Records from a collection:
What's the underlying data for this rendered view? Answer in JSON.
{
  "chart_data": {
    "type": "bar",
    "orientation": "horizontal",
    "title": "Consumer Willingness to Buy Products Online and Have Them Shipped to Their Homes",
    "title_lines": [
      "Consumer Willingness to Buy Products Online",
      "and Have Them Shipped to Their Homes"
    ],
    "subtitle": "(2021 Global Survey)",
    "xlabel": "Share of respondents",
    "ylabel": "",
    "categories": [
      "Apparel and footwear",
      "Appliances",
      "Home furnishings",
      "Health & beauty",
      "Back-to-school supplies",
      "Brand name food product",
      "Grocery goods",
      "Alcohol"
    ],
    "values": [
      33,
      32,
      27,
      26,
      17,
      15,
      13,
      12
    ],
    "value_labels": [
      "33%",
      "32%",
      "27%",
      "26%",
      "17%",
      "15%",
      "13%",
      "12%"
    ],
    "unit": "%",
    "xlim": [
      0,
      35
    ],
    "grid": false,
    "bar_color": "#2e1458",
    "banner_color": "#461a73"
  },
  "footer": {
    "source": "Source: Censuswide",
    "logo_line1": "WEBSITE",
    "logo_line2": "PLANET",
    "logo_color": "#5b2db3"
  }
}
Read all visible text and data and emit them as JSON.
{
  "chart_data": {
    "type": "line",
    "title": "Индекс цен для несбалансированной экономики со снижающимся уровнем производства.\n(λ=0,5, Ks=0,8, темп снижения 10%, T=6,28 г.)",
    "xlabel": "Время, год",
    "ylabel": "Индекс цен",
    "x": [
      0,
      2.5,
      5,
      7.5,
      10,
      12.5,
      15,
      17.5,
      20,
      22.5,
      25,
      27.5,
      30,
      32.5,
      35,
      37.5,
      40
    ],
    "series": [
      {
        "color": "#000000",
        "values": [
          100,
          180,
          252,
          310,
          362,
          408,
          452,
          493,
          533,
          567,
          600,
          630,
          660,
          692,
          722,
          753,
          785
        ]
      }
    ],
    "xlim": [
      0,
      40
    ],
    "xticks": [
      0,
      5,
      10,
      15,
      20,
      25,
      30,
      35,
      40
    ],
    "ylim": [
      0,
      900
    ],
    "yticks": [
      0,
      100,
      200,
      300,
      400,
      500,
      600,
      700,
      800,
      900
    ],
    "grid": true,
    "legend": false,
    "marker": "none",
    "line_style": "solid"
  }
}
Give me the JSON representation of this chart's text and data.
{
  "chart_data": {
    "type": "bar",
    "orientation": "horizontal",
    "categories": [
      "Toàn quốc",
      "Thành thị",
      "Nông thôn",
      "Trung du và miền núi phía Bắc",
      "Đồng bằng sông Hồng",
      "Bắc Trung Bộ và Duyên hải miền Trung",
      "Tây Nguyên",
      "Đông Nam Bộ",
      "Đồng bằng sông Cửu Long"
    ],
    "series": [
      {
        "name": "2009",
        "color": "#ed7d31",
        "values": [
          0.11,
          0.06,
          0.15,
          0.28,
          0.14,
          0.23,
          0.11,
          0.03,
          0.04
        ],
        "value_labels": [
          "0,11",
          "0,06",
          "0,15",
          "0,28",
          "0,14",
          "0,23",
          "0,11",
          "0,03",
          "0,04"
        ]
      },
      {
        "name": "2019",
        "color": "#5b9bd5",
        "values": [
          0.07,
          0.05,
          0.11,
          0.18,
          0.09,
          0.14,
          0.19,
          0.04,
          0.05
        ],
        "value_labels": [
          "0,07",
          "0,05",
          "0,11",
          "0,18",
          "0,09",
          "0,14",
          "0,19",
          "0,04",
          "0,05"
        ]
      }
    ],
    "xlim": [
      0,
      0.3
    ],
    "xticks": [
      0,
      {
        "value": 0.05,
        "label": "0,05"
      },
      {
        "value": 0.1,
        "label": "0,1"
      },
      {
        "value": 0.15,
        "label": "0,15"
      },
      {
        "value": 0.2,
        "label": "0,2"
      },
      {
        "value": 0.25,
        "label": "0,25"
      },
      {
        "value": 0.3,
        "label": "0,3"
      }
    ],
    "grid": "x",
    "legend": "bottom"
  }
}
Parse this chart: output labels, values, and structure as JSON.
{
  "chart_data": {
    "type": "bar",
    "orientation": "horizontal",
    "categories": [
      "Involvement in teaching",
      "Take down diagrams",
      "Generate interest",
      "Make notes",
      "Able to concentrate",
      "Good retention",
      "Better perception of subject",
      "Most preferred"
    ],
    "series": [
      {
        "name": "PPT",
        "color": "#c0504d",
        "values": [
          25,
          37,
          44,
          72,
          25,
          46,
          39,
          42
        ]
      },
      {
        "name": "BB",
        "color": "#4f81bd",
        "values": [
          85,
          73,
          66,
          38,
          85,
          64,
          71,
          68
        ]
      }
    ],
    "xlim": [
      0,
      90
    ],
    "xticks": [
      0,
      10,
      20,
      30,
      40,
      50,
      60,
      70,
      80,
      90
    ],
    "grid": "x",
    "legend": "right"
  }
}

• Your task:
In the material above, find the lines that contain "text" and show them.

• Solution for this problem:
Read all visible text and data and emit them as JSON.
Give me the JSON representation of this chart's text and data.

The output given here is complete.